Problems to solve.
1. In the text about Colton and the Cessna Skylane, where did Colton find the plane's key?
2. Write what comes next in the text about Colton and the Cessna Skylane, starting after its last sentence.

Text shown.
--------

The idea that Rivers owned and flew a small plane had been the subject of much banter on his morning radio show. He’d first had to overcome a deathly “medicate me and wake me when it’s over” fear of flying. Pilot friends and the interminable lines for the ferries heading out to the San Juans during the summer tourist season finally convinced him to reconsider the power of flight. Now he loved it, and especially loved his immaculately kept $175,000 Cessna Skylane.
Colton foraged around the hangar until he found the plane’s key inside a tackle box sitting amid a pile of stored boating gear. He climbed inside the cockpit, powered up the gauges, and saw that the tanks held enough fuel. As he expected, the Skylane’s POH sat inside the plane. The Pilot’s Operating Handbook is a detailed manual specific to every aircraft, and includes step-by-step checklists for prepping, starting, taking off, flying, and landing. It’s the plane’s Rosetta Stone.

--------

(Bounding box prediction data)
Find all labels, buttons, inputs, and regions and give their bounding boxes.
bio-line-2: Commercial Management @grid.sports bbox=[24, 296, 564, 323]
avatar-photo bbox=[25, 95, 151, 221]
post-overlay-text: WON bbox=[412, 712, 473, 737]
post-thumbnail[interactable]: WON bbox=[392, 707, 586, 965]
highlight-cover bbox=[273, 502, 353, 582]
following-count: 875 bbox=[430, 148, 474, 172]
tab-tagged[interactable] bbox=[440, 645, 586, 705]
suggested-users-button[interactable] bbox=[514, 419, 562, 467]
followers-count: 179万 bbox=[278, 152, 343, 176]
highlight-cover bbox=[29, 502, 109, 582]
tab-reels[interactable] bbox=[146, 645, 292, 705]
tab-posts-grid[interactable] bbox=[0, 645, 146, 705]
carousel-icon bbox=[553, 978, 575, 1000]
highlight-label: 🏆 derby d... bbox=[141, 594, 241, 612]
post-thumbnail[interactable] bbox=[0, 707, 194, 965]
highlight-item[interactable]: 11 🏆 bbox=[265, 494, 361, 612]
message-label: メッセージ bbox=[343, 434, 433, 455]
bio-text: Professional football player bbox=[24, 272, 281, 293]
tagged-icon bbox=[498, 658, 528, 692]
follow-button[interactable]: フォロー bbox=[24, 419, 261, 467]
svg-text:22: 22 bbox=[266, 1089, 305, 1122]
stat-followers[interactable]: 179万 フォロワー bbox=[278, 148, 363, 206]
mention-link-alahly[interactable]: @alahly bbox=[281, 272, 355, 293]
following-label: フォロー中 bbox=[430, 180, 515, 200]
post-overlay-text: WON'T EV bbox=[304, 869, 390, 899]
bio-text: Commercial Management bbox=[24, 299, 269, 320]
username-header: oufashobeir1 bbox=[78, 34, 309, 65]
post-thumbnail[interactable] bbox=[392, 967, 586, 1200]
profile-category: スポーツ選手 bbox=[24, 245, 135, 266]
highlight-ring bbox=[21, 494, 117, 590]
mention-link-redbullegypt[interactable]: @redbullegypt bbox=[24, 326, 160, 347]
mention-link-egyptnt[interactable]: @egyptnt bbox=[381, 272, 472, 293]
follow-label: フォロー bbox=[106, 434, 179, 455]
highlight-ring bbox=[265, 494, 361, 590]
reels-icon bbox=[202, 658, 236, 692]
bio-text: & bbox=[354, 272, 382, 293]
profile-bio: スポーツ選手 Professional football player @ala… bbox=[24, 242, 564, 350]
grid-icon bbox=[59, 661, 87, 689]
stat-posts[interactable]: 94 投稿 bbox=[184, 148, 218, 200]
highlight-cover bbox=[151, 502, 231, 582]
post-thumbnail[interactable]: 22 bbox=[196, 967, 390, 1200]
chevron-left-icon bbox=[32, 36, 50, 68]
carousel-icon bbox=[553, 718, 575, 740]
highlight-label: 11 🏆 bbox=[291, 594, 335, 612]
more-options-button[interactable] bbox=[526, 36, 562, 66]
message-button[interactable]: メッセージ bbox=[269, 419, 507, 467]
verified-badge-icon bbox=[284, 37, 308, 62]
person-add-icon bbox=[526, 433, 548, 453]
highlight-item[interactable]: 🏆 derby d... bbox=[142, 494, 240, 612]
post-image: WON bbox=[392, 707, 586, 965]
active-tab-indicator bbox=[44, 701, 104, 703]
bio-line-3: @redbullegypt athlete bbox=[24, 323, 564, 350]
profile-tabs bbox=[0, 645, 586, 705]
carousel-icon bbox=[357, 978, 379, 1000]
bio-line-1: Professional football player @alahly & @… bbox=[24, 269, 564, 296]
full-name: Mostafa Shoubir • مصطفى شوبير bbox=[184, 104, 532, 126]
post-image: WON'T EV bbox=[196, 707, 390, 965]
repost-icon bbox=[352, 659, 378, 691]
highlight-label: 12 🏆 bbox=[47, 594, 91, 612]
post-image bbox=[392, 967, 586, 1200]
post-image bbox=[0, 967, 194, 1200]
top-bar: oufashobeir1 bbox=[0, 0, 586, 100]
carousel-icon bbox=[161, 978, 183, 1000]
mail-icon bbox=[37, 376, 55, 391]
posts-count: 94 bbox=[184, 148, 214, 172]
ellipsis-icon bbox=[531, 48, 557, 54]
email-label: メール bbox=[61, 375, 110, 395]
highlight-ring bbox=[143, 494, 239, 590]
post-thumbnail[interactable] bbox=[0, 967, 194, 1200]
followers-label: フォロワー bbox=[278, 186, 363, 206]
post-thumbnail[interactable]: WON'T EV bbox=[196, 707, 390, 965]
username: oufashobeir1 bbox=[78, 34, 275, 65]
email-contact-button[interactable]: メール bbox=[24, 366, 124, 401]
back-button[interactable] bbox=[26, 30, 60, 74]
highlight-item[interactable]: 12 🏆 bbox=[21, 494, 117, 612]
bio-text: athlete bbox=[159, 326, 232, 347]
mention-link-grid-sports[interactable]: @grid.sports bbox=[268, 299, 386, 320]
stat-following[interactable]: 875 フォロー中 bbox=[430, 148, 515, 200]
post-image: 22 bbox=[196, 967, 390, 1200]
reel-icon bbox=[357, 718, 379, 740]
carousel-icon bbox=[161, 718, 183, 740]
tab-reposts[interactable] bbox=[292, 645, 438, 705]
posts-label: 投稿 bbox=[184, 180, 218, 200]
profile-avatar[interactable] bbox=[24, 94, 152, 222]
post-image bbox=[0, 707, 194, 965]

--------

Answer section.
1. Inside a tackle box sitting amid a pile of stored boating gear in the hangar.

2.
Colton had all night to pore over the POH as well as manuals for the avionics, radio, autopilot, and GPS navigation equipment. Out of the small flock of Cessnas roosting at Orcas airport, Rivers’s was the only one outfitted with a Garmin MX200, an $8,000 add-on GPS “situational awareness” system that makes navigating similar to a video game. One of these modern GPS chartplotters linked to a plane’s mechanical and autopilot systems simplifies much of the flier’s in-flight calculations and workload. Click a cursor anywhere on the chart and the computer instantly tells a pilot how to get to his destination. It won’t get a plane up in the air, though.
Airplanes want to fly. Pick the right one, like the Skylane—not too complicated, not too powerful, stable high-wing design, built to operate at relatively slow speeds—then meticulously follow the POH checklists, and there’s a very good chance that even without taking a single flight class, you could get it up in the air. Then, however, you’re royally screwed.